Problem requirements
What number of lines in the material contain the word "this"? Give that number alone.

------------------------

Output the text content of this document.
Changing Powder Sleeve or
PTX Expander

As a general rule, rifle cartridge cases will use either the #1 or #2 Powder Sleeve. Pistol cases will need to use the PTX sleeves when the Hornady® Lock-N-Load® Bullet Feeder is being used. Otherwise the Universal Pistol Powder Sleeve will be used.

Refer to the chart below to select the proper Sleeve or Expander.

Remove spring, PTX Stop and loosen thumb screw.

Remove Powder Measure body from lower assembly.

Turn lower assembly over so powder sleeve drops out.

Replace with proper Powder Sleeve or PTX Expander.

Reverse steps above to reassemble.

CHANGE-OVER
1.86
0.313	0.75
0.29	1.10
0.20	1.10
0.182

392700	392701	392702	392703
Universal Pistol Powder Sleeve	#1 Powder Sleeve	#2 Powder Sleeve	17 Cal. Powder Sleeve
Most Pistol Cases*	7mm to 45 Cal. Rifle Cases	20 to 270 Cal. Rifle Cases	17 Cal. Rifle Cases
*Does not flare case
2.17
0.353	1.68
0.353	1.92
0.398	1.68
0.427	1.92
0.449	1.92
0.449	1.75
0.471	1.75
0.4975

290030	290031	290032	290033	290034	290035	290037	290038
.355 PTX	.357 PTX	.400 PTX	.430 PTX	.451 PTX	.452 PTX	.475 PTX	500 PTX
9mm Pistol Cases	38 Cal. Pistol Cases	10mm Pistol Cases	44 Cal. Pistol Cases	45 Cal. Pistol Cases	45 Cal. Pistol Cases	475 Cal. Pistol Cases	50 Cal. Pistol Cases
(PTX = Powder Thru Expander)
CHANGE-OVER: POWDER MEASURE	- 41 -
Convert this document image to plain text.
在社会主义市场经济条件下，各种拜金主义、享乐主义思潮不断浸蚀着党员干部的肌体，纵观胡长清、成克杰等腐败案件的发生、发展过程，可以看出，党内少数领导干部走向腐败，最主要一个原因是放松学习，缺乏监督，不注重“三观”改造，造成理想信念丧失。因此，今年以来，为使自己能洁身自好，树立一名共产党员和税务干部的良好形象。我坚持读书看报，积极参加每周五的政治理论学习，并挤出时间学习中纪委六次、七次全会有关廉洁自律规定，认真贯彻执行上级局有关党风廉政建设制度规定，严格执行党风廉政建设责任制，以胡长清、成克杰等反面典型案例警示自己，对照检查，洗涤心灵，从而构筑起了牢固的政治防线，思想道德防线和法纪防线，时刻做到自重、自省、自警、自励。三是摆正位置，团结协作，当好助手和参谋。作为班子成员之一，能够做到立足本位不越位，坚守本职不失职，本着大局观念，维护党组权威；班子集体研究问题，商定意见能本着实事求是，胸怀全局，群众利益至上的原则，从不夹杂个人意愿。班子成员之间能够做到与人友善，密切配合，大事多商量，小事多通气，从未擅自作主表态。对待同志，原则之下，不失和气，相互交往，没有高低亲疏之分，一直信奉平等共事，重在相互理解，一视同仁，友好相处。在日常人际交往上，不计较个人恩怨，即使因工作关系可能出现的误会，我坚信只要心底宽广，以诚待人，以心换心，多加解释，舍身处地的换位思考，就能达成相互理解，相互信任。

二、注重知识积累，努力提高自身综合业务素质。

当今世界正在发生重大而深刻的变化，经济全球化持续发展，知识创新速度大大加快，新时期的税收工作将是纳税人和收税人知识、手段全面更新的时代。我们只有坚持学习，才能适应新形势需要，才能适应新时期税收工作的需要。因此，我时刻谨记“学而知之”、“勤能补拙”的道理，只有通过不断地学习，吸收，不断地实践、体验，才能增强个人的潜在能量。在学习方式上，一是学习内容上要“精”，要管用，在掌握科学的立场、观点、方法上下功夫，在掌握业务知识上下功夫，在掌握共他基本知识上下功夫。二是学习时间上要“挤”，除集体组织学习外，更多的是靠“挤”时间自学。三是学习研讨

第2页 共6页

------------------------

Reply to the task
2